Given task: Pick out each line in the records below that contains the string "label", treating uppercase and lowercase as different, and copy those lines.

Data in this exercise:
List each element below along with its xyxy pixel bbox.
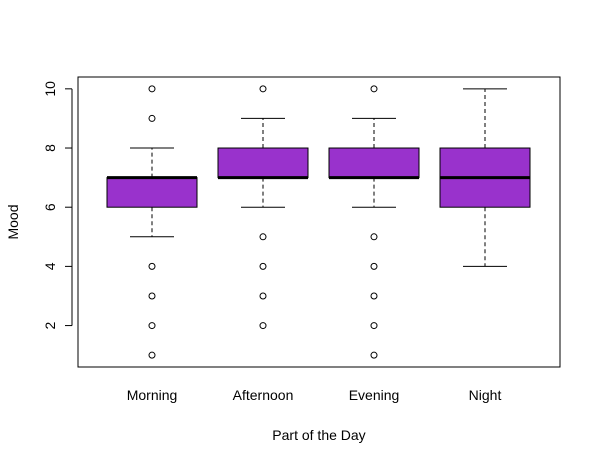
x-tick-label: Morning — [127, 387, 178, 403]
outlier-point — [148, 322, 156, 330]
y-tick-label: 2 — [42, 321, 58, 329]
y-tick-label: 10 — [42, 81, 58, 97]
box-night — [439, 88, 531, 267]
outlier-point — [148, 262, 156, 270]
outlier-point — [370, 233, 378, 241]
outlier-point — [259, 292, 267, 300]
outlier-point — [370, 351, 378, 359]
x-tick-label: Night — [469, 387, 502, 403]
y-tick-label: 8 — [42, 144, 58, 152]
y-axis-title: Mood — [5, 204, 21, 239]
outlier-point — [148, 292, 156, 300]
x-axis-title: Part of the Day — [272, 427, 365, 443]
y-tick-label: 6 — [42, 203, 58, 211]
box-evening — [328, 85, 420, 359]
y-tick-label: 4 — [42, 262, 58, 270]
outlier-point — [370, 292, 378, 300]
y-axis: 2 4 6 8 10 — [42, 81, 73, 329]
boxes-layer — [106, 85, 531, 359]
outlier-point — [259, 85, 267, 93]
outlier-point — [259, 233, 267, 241]
x-axis: Morning Afternoon Evening Night — [127, 387, 502, 403]
outlier-point — [259, 322, 267, 330]
outlier-point — [148, 351, 156, 359]
box-afternoon — [217, 85, 309, 330]
box-body — [106, 177, 198, 208]
outlier-point — [148, 114, 156, 122]
outlier-point — [259, 262, 267, 270]
box-body — [217, 147, 309, 179]
outlier-point — [370, 322, 378, 330]
plot-frame — [77, 76, 561, 368]
outlier-point — [148, 85, 156, 93]
outlier-point — [370, 262, 378, 270]
box-morning — [106, 85, 198, 359]
box-body — [328, 147, 420, 179]
x-tick-label: Evening — [349, 387, 400, 403]
outlier-point — [370, 85, 378, 93]
x-tick-label: Afternoon — [233, 387, 294, 403]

Task response:
x-tick-label: Morning — [127, 387, 178, 403]
y-tick-label: 2 — [42, 321, 58, 329]
y-tick-label: 10 — [42, 81, 58, 97]
x-tick-label: Night — [469, 387, 502, 403]
y-tick-label: 8 — [42, 144, 58, 152]
y-tick-label: 6 — [42, 203, 58, 211]
y-tick-label: 4 — [42, 262, 58, 270]
x-tick-label: Evening — [349, 387, 400, 403]
x-tick-label: Afternoon — [233, 387, 294, 403]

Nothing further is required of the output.